| Problem |
Gather the lines from the material that contain "Search".

****************************************

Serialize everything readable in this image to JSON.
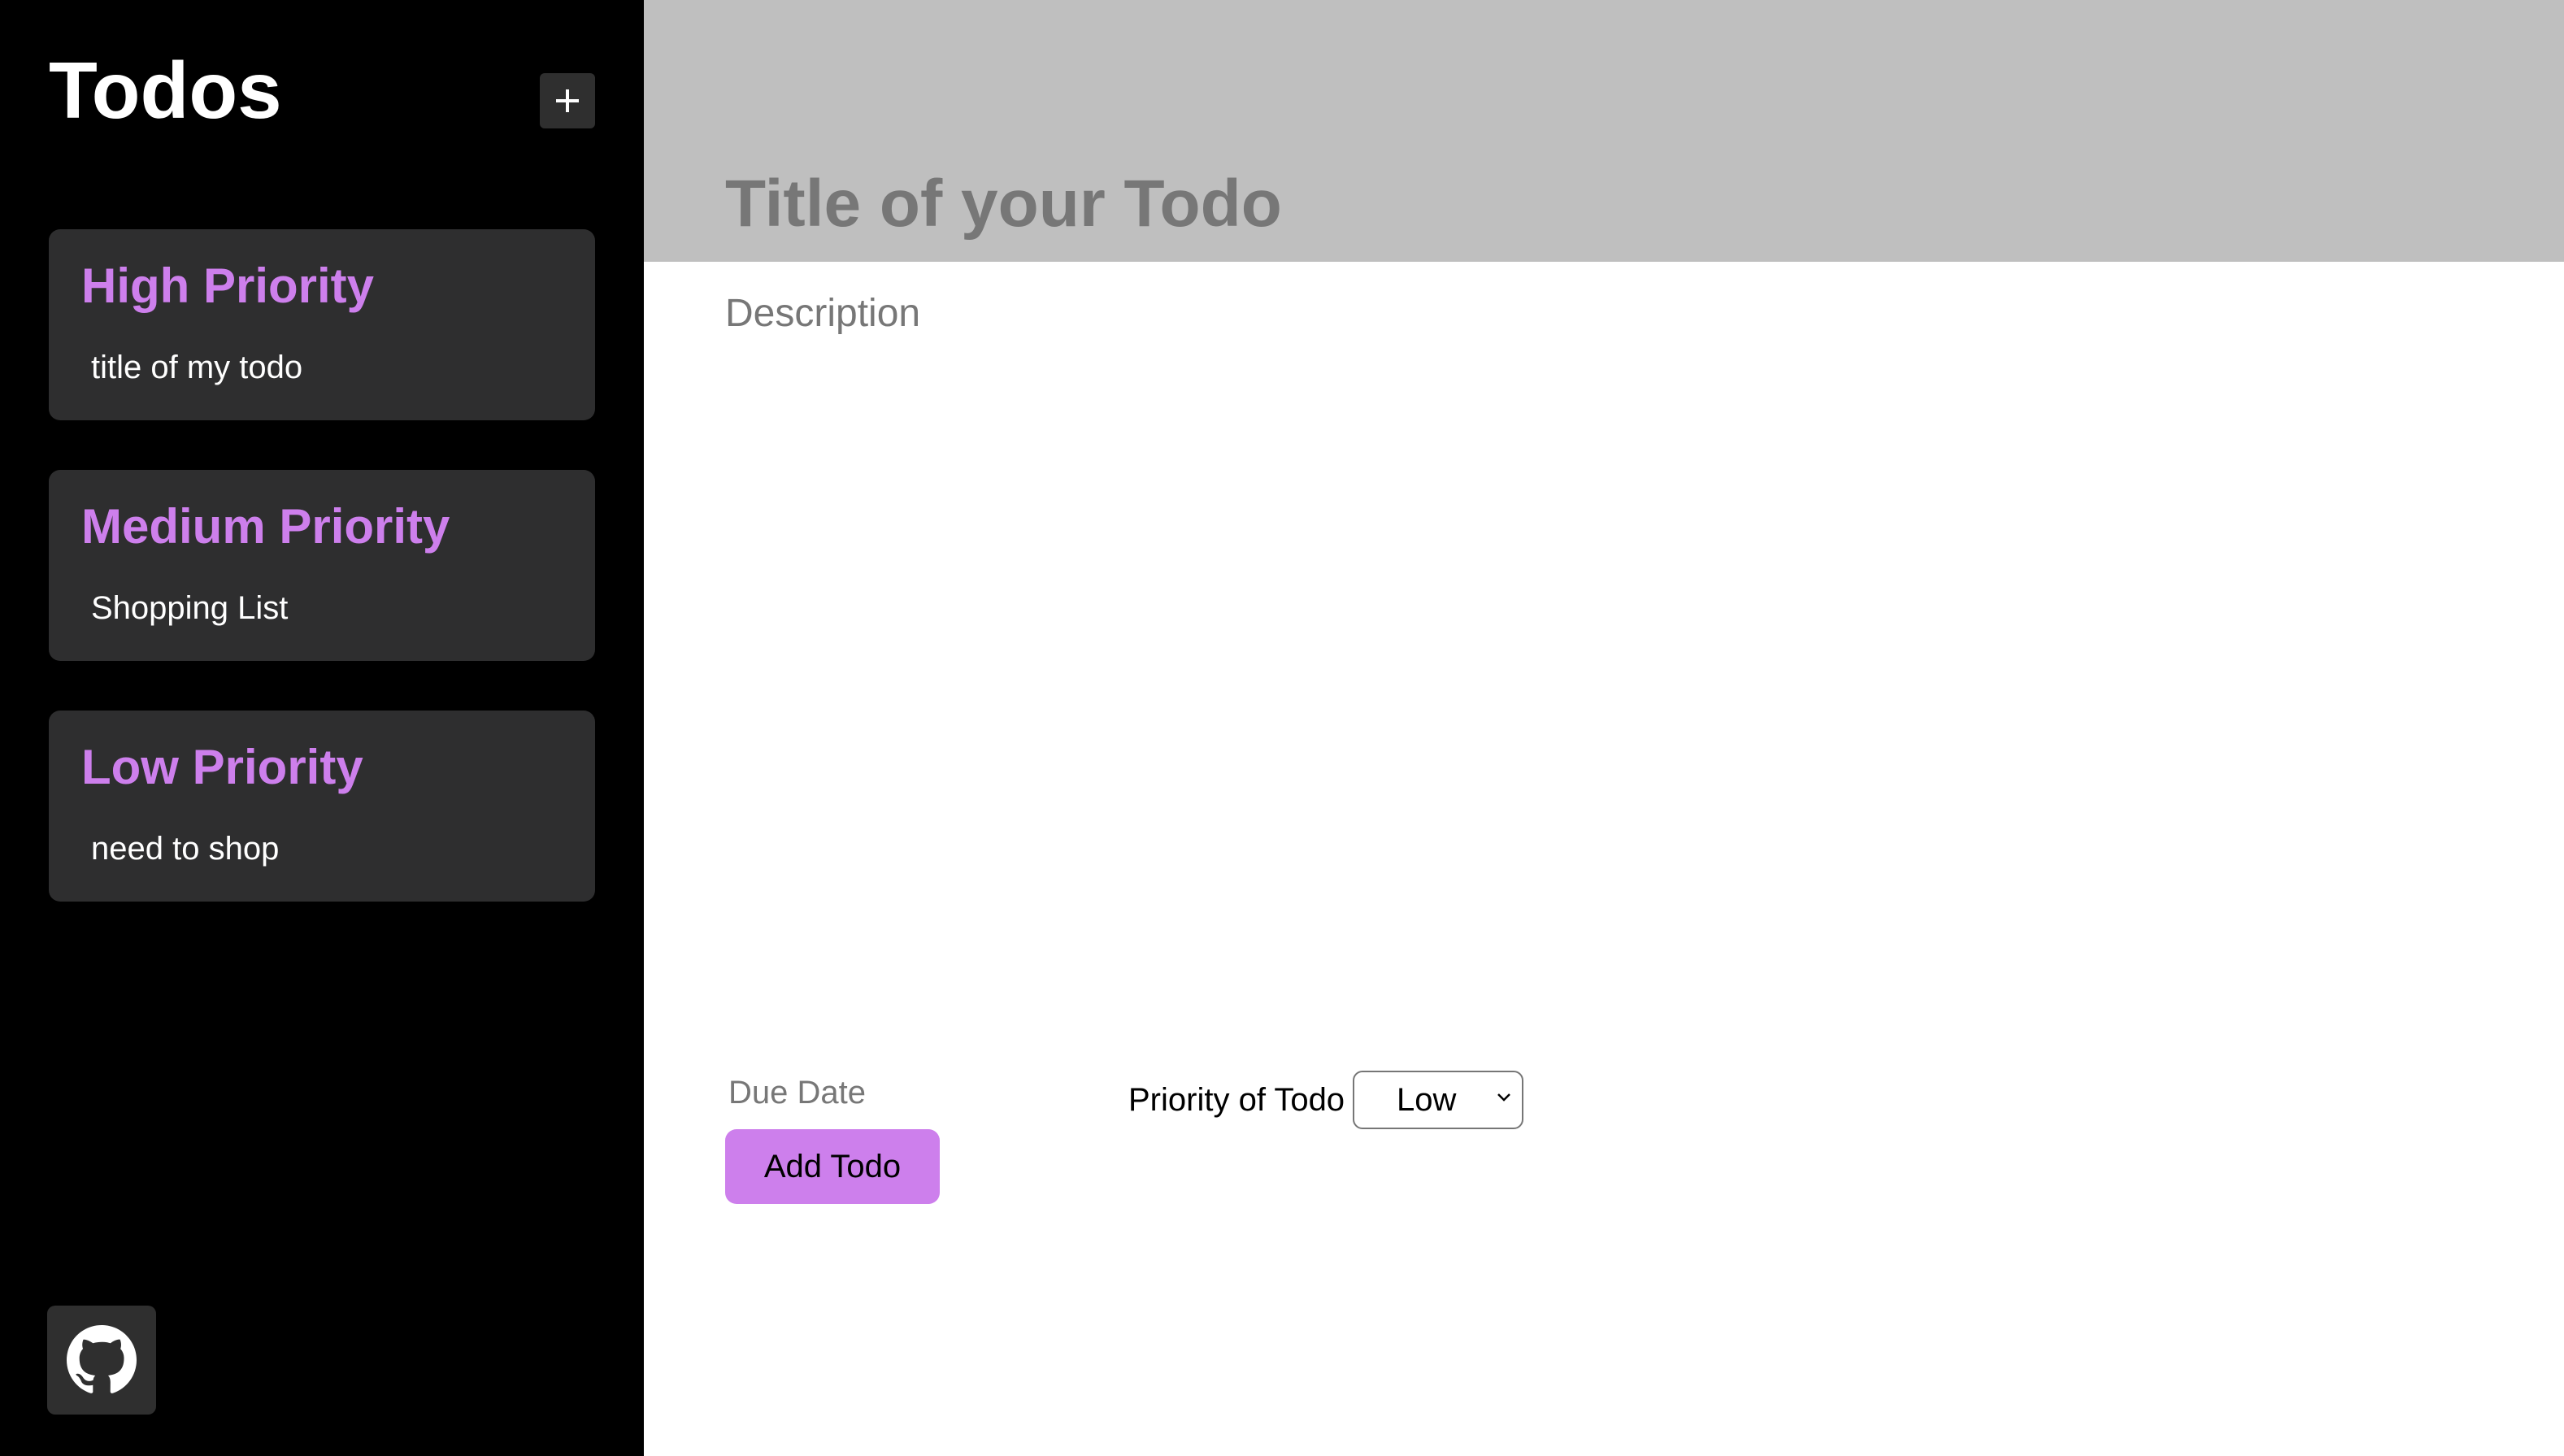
{
  "app": {
    "title": "Todos",
    "add_button_symbol": "+",
    "accent_color": "#cd7fec",
    "sidebar_background": "#000000",
    "card_background": "#2e2e2f"
  },
  "sidebar": {
    "groups": [
      {
        "title": "High Priority",
        "items": [
          "title of my todo"
        ]
      },
      {
        "title": "Medium Priority",
        "items": [
          "Shopping List"
        ]
      },
      {
        "title": "Low Priority",
        "items": [
          "need to shop"
        ]
      }
    ],
    "footer_icon": "github-icon"
  },
  "form": {
    "title_placeholder": "Title of your Todo",
    "description_placeholder": "Description",
    "due_date_label": "Due Date",
    "submit_label": "Add Todo",
    "priority_label": "Priority of Todo",
    "priority_selected": "Low"
  }
}
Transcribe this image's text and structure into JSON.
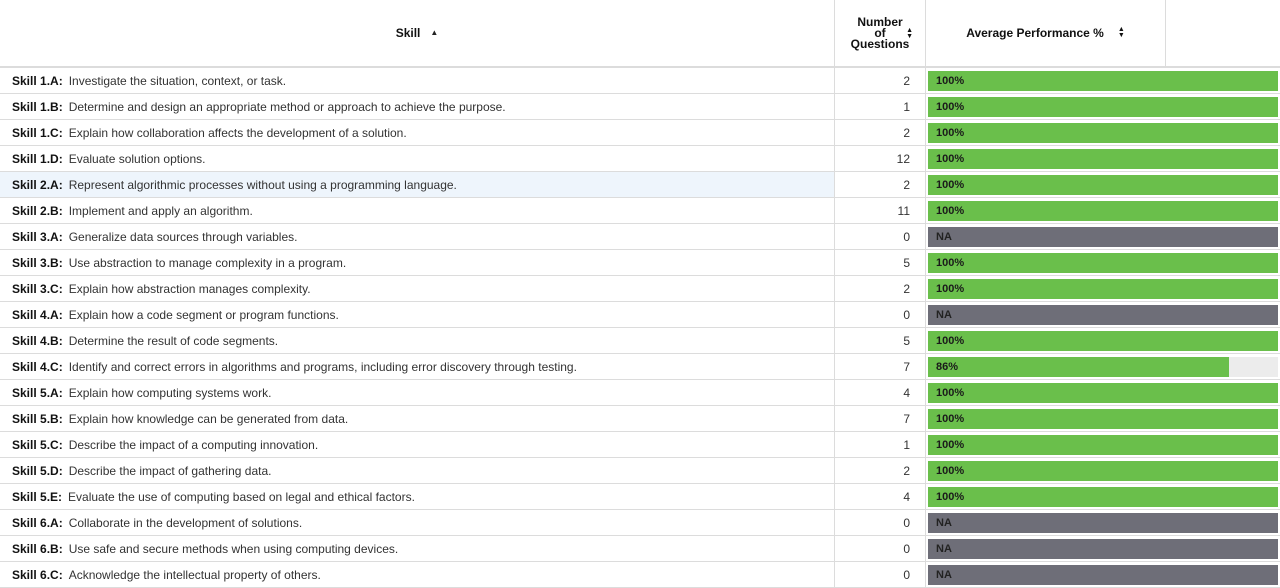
{
  "header": {
    "skill": "Skill",
    "num_line1": "Number",
    "num_line2": "of",
    "num_line3": "Questions",
    "avg": "Average Performance %"
  },
  "colors": {
    "bar": "#6abf4b",
    "na": "#6e6e78",
    "track": "#ececec",
    "highlight": "#eef5fc"
  },
  "rows": [
    {
      "code": "Skill 1.A:",
      "desc": "Investigate the situation, context, or task.",
      "num": "2",
      "perf": "100%",
      "fraction": 1.0
    },
    {
      "code": "Skill 1.B:",
      "desc": "Determine and design an appropriate method or approach to achieve the purpose.",
      "num": "1",
      "perf": "100%",
      "fraction": 1.0
    },
    {
      "code": "Skill 1.C:",
      "desc": "Explain how collaboration affects the development of a solution.",
      "num": "2",
      "perf": "100%",
      "fraction": 1.0
    },
    {
      "code": "Skill 1.D:",
      "desc": "Evaluate solution options.",
      "num": "12",
      "perf": "100%",
      "fraction": 1.0
    },
    {
      "code": "Skill 2.A:",
      "desc": "Represent algorithmic processes without using a programming language.",
      "num": "2",
      "perf": "100%",
      "fraction": 1.0,
      "highlight": true
    },
    {
      "code": "Skill 2.B:",
      "desc": "Implement and apply an algorithm.",
      "num": "11",
      "perf": "100%",
      "fraction": 1.0
    },
    {
      "code": "Skill 3.A:",
      "desc": "Generalize data sources through variables.",
      "num": "0",
      "perf": "NA",
      "fraction": null
    },
    {
      "code": "Skill 3.B:",
      "desc": "Use abstraction to manage complexity in a program.",
      "num": "5",
      "perf": "100%",
      "fraction": 1.0
    },
    {
      "code": "Skill 3.C:",
      "desc": "Explain how abstraction manages complexity.",
      "num": "2",
      "perf": "100%",
      "fraction": 1.0
    },
    {
      "code": "Skill 4.A:",
      "desc": "Explain how a code segment or program functions.",
      "num": "0",
      "perf": "NA",
      "fraction": null
    },
    {
      "code": "Skill 4.B:",
      "desc": "Determine the result of code segments.",
      "num": "5",
      "perf": "100%",
      "fraction": 1.0
    },
    {
      "code": "Skill 4.C:",
      "desc": "Identify and correct errors in algorithms and programs, including error discovery through testing.",
      "num": "7",
      "perf": "86%",
      "fraction": 0.86
    },
    {
      "code": "Skill 5.A:",
      "desc": "Explain how computing systems work.",
      "num": "4",
      "perf": "100%",
      "fraction": 1.0
    },
    {
      "code": "Skill 5.B:",
      "desc": "Explain how knowledge can be generated from data.",
      "num": "7",
      "perf": "100%",
      "fraction": 1.0
    },
    {
      "code": "Skill 5.C:",
      "desc": "Describe the impact of a computing innovation.",
      "num": "1",
      "perf": "100%",
      "fraction": 1.0
    },
    {
      "code": "Skill 5.D:",
      "desc": "Describe the impact of gathering data.",
      "num": "2",
      "perf": "100%",
      "fraction": 1.0
    },
    {
      "code": "Skill 5.E:",
      "desc": "Evaluate the use of computing based on legal and ethical factors.",
      "num": "4",
      "perf": "100%",
      "fraction": 1.0
    },
    {
      "code": "Skill 6.A:",
      "desc": "Collaborate in the development of solutions.",
      "num": "0",
      "perf": "NA",
      "fraction": null
    },
    {
      "code": "Skill 6.B:",
      "desc": "Use safe and secure methods when using computing devices.",
      "num": "0",
      "perf": "NA",
      "fraction": null
    },
    {
      "code": "Skill 6.C:",
      "desc": "Acknowledge the intellectual property of others.",
      "num": "0",
      "perf": "NA",
      "fraction": null
    }
  ]
}
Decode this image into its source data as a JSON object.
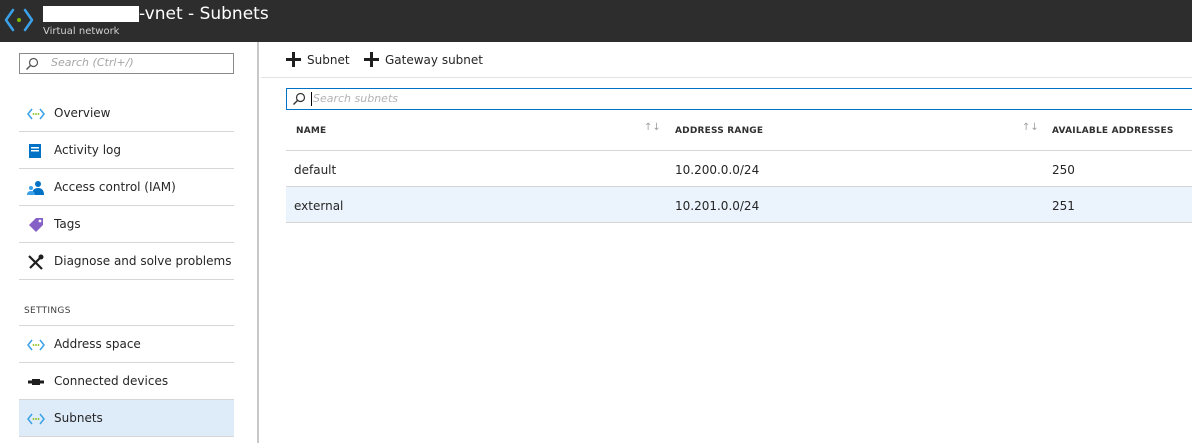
{
  "header": {
    "title": "-vnet - Subnets",
    "subtitle": "Virtual network",
    "icon": "virtual-network-icon"
  },
  "sidebar": {
    "search_placeholder": "Search (Ctrl+/)",
    "items": [
      {
        "label": "Overview",
        "icon": "overview-icon"
      },
      {
        "label": "Activity log",
        "icon": "activity-log-icon"
      },
      {
        "label": "Access control (IAM)",
        "icon": "access-control-icon"
      },
      {
        "label": "Tags",
        "icon": "tag-icon"
      },
      {
        "label": "Diagnose and solve problems",
        "icon": "wrench-icon"
      }
    ],
    "section_label": "SETTINGS",
    "settings_items": [
      {
        "label": "Address space",
        "icon": "address-space-icon"
      },
      {
        "label": "Connected devices",
        "icon": "connected-devices-icon"
      },
      {
        "label": "Subnets",
        "icon": "subnets-icon",
        "active": true
      }
    ]
  },
  "toolbar": {
    "add_subnet_label": "Subnet",
    "add_gateway_subnet_label": "Gateway subnet"
  },
  "filter": {
    "placeholder": "Search subnets"
  },
  "table": {
    "columns": [
      "NAME",
      "ADDRESS RANGE",
      "AVAILABLE ADDRESSES"
    ],
    "rows": [
      {
        "name": "default",
        "address_range": "10.200.0.0/24",
        "available": "250"
      },
      {
        "name": "external",
        "address_range": "10.201.0.0/24",
        "available": "251"
      }
    ]
  },
  "colors": {
    "header_bg": "#2d2d2d",
    "accent": "#0072c6",
    "selected_bg": "#deecf9",
    "icon_green": "#7fba00",
    "icon_blue": "#0072c6"
  }
}
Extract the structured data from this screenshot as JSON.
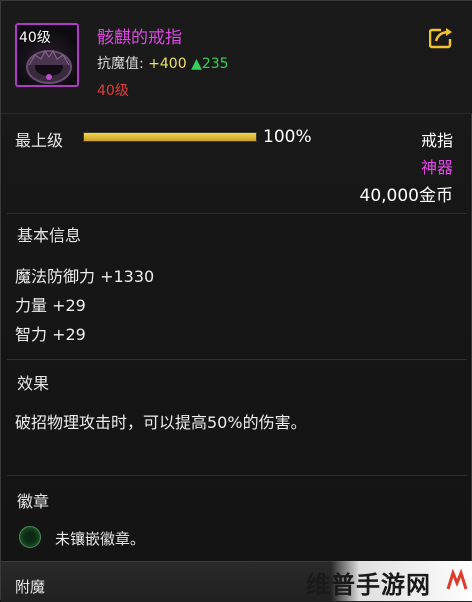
{
  "item": {
    "level_badge": "40级",
    "name": "骸麒的戒指",
    "stat_label": "抗魔值:",
    "stat_value": "+400",
    "stat_up": "▲235",
    "level_req": "40级",
    "icon": "ring-icon"
  },
  "share": {
    "icon": "share-icon"
  },
  "grade": {
    "label": "最上级",
    "percent_text": "100%",
    "fill_fraction": 1.0
  },
  "meta": {
    "type": "戒指",
    "rarity": "神器",
    "price": "40,000金币"
  },
  "basic_info": {
    "title": "基本信息",
    "lines": [
      "魔法防御力 +1330",
      "力量 +29",
      "智力 +29"
    ]
  },
  "effect": {
    "title": "效果",
    "text": "破招物理攻击时，可以提高50%的伤害。"
  },
  "emblem": {
    "title": "徽章",
    "empty_text": "未镶嵌徽章。"
  },
  "enchant": {
    "title": "附魔"
  },
  "watermark": {
    "text": "维普手游网"
  },
  "colors": {
    "rarity": "#e04ae6",
    "item_name": "#d94adf",
    "level_req": "#e23a3a",
    "stat_up": "#34d25c",
    "grade_fill": "#e0b83a"
  }
}
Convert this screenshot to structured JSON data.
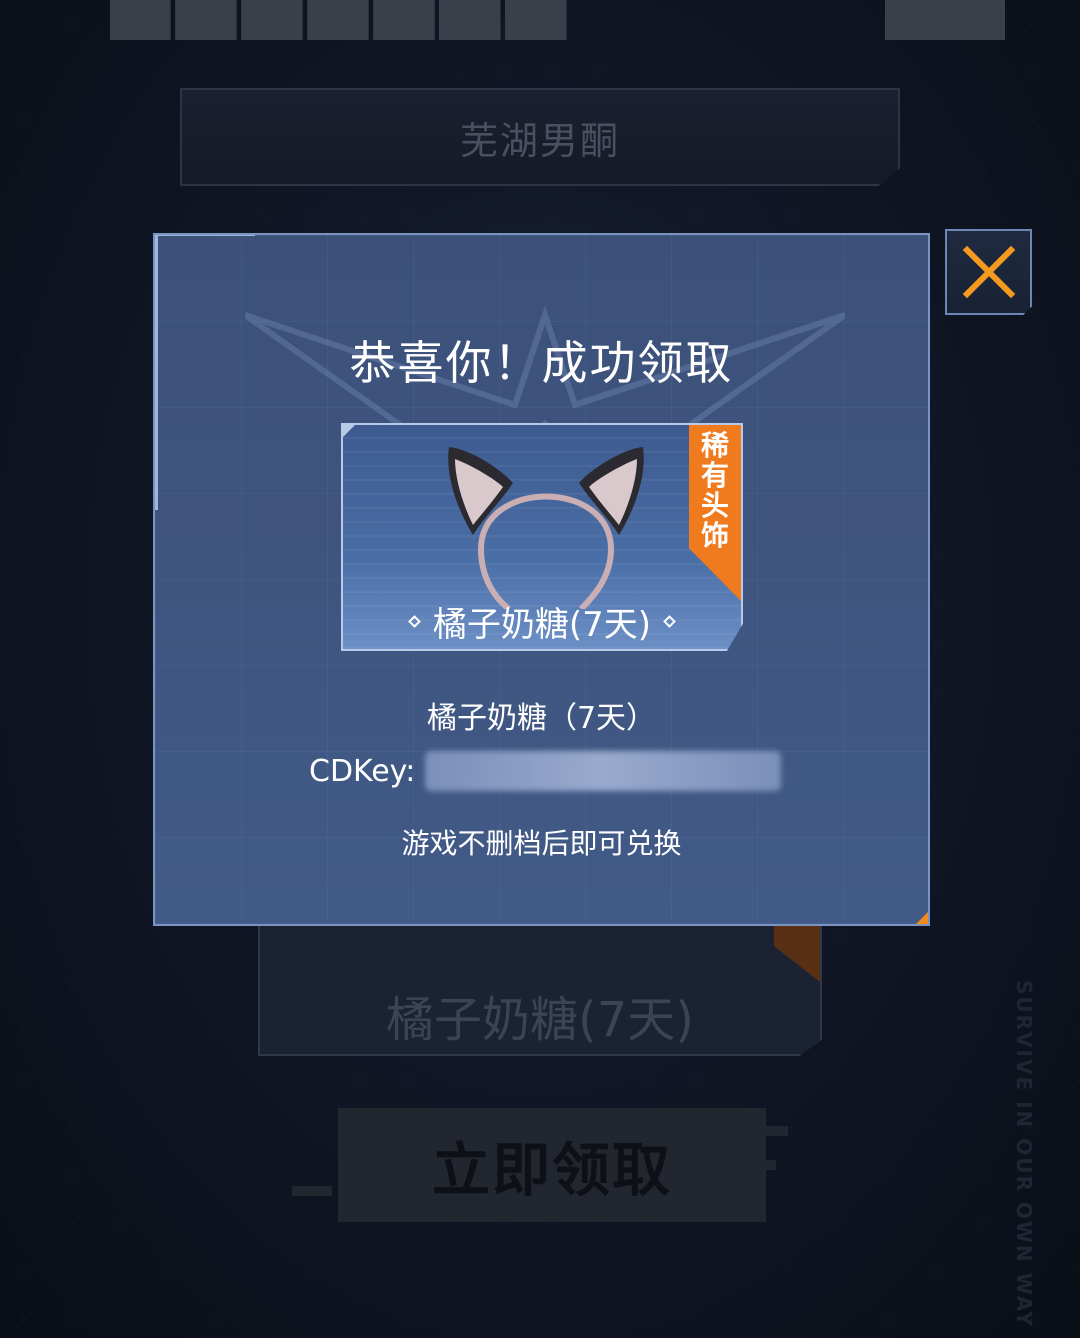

****************************************

| Task answer |
    "search_placeholder": "Search (Ctrl+/)",
    "placeholder": "Search subnets"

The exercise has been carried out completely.